◆ Task to complete:
For the copy, please give all of the data again exactly and leave the pictures out.

--*--

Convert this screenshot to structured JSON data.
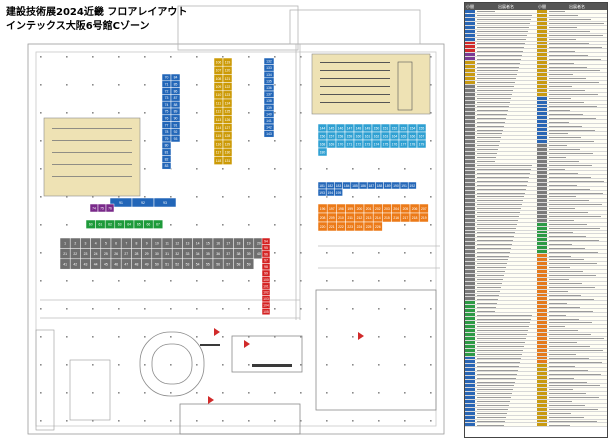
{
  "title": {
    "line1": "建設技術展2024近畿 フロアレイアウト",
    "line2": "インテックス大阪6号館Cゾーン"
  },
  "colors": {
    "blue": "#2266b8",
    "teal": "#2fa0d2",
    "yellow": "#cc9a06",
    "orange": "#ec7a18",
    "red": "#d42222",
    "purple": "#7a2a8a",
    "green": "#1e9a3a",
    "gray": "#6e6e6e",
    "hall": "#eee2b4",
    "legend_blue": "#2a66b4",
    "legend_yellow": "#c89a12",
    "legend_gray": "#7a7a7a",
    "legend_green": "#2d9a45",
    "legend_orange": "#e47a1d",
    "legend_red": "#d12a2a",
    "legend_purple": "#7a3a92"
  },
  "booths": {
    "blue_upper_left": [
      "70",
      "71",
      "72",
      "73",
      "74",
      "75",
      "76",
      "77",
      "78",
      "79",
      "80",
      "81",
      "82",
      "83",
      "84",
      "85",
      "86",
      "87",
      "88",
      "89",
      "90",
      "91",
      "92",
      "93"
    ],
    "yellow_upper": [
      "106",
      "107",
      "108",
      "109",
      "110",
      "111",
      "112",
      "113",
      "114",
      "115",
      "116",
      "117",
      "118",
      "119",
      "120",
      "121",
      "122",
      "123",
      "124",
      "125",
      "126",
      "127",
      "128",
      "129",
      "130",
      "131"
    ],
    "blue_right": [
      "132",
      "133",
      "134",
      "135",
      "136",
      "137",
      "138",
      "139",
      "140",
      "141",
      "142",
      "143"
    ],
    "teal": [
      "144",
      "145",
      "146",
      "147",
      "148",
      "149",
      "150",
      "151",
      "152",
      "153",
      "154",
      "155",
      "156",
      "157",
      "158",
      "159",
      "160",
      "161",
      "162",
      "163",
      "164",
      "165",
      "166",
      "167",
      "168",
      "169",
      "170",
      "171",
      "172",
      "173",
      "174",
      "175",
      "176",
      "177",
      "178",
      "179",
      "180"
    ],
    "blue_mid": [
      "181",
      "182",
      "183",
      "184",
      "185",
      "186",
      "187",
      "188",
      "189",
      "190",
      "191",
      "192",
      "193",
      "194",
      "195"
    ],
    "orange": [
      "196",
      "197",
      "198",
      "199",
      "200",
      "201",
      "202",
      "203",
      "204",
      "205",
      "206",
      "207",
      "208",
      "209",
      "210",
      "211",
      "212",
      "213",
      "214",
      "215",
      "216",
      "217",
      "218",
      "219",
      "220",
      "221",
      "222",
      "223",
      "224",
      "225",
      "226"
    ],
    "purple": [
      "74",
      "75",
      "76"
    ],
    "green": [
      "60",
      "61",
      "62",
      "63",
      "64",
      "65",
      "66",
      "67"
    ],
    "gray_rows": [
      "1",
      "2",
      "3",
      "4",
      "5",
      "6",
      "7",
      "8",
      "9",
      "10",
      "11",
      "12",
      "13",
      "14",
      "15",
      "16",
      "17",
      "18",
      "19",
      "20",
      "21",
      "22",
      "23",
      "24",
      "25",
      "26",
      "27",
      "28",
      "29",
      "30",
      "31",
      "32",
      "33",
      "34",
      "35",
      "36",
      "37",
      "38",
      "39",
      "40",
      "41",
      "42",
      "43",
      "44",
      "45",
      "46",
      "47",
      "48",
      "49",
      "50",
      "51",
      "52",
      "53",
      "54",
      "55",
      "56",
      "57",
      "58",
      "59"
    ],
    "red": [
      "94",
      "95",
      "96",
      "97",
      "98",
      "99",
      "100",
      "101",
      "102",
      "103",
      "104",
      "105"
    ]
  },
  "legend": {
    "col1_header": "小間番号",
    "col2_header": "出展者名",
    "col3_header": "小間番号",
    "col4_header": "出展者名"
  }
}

--*--

◆ Finished task:
Convert this screenshot to structured JSON data.
{
  "title": {
    "line1": "建設技術展2024近畿 フロアレイアウト",
    "line2": "インテックス大阪6号館Cゾーン"
  },
  "colors": {
    "blue": "#2266b8",
    "teal": "#2fa0d2",
    "yellow": "#cc9a06",
    "orange": "#ec7a18",
    "red": "#d42222",
    "purple": "#7a2a8a",
    "green": "#1e9a3a",
    "gray": "#6e6e6e",
    "hall": "#eee2b4",
    "legend_blue": "#2a66b4",
    "legend_yellow": "#c89a12",
    "legend_gray": "#7a7a7a",
    "legend_green": "#2d9a45",
    "legend_orange": "#e47a1d",
    "legend_red": "#d12a2a",
    "legend_purple": "#7a3a92"
  },
  "booths": {
    "blue_upper_left": [
      "70",
      "71",
      "72",
      "73",
      "74",
      "75",
      "76",
      "77",
      "78",
      "79",
      "80",
      "81",
      "82",
      "83",
      "84",
      "85",
      "86",
      "87",
      "88",
      "89",
      "90",
      "91",
      "92",
      "93"
    ],
    "yellow_upper": [
      "106",
      "107",
      "108",
      "109",
      "110",
      "111",
      "112",
      "113",
      "114",
      "115",
      "116",
      "117",
      "118",
      "119",
      "120",
      "121",
      "122",
      "123",
      "124",
      "125",
      "126",
      "127",
      "128",
      "129",
      "130",
      "131"
    ],
    "blue_right": [
      "132",
      "133",
      "134",
      "135",
      "136",
      "137",
      "138",
      "139",
      "140",
      "141",
      "142",
      "143"
    ],
    "teal": [
      "144",
      "145",
      "146",
      "147",
      "148",
      "149",
      "150",
      "151",
      "152",
      "153",
      "154",
      "155",
      "156",
      "157",
      "158",
      "159",
      "160",
      "161",
      "162",
      "163",
      "164",
      "165",
      "166",
      "167",
      "168",
      "169",
      "170",
      "171",
      "172",
      "173",
      "174",
      "175",
      "176",
      "177",
      "178",
      "179",
      "180"
    ],
    "blue_mid": [
      "181",
      "182",
      "183",
      "184",
      "185",
      "186",
      "187",
      "188",
      "189",
      "190",
      "191",
      "192",
      "193",
      "194",
      "195"
    ],
    "orange": [
      "196",
      "197",
      "198",
      "199",
      "200",
      "201",
      "202",
      "203",
      "204",
      "205",
      "206",
      "207",
      "208",
      "209",
      "210",
      "211",
      "212",
      "213",
      "214",
      "215",
      "216",
      "217",
      "218",
      "219",
      "220",
      "221",
      "222",
      "223",
      "224",
      "225",
      "226"
    ],
    "purple": [
      "74",
      "75",
      "76"
    ],
    "green": [
      "60",
      "61",
      "62",
      "63",
      "64",
      "65",
      "66",
      "67"
    ],
    "gray_rows": [
      "1",
      "2",
      "3",
      "4",
      "5",
      "6",
      "7",
      "8",
      "9",
      "10",
      "11",
      "12",
      "13",
      "14",
      "15",
      "16",
      "17",
      "18",
      "19",
      "20",
      "21",
      "22",
      "23",
      "24",
      "25",
      "26",
      "27",
      "28",
      "29",
      "30",
      "31",
      "32",
      "33",
      "34",
      "35",
      "36",
      "37",
      "38",
      "39",
      "40",
      "41",
      "42",
      "43",
      "44",
      "45",
      "46",
      "47",
      "48",
      "49",
      "50",
      "51",
      "52",
      "53",
      "54",
      "55",
      "56",
      "57",
      "58",
      "59"
    ],
    "red": [
      "94",
      "95",
      "96",
      "97",
      "98",
      "99",
      "100",
      "101",
      "102",
      "103",
      "104",
      "105"
    ]
  },
  "legend": {
    "col1_header": "小間番号",
    "col2_header": "出展者名",
    "col3_header": "小間番号",
    "col4_header": "出展者名"
  }
}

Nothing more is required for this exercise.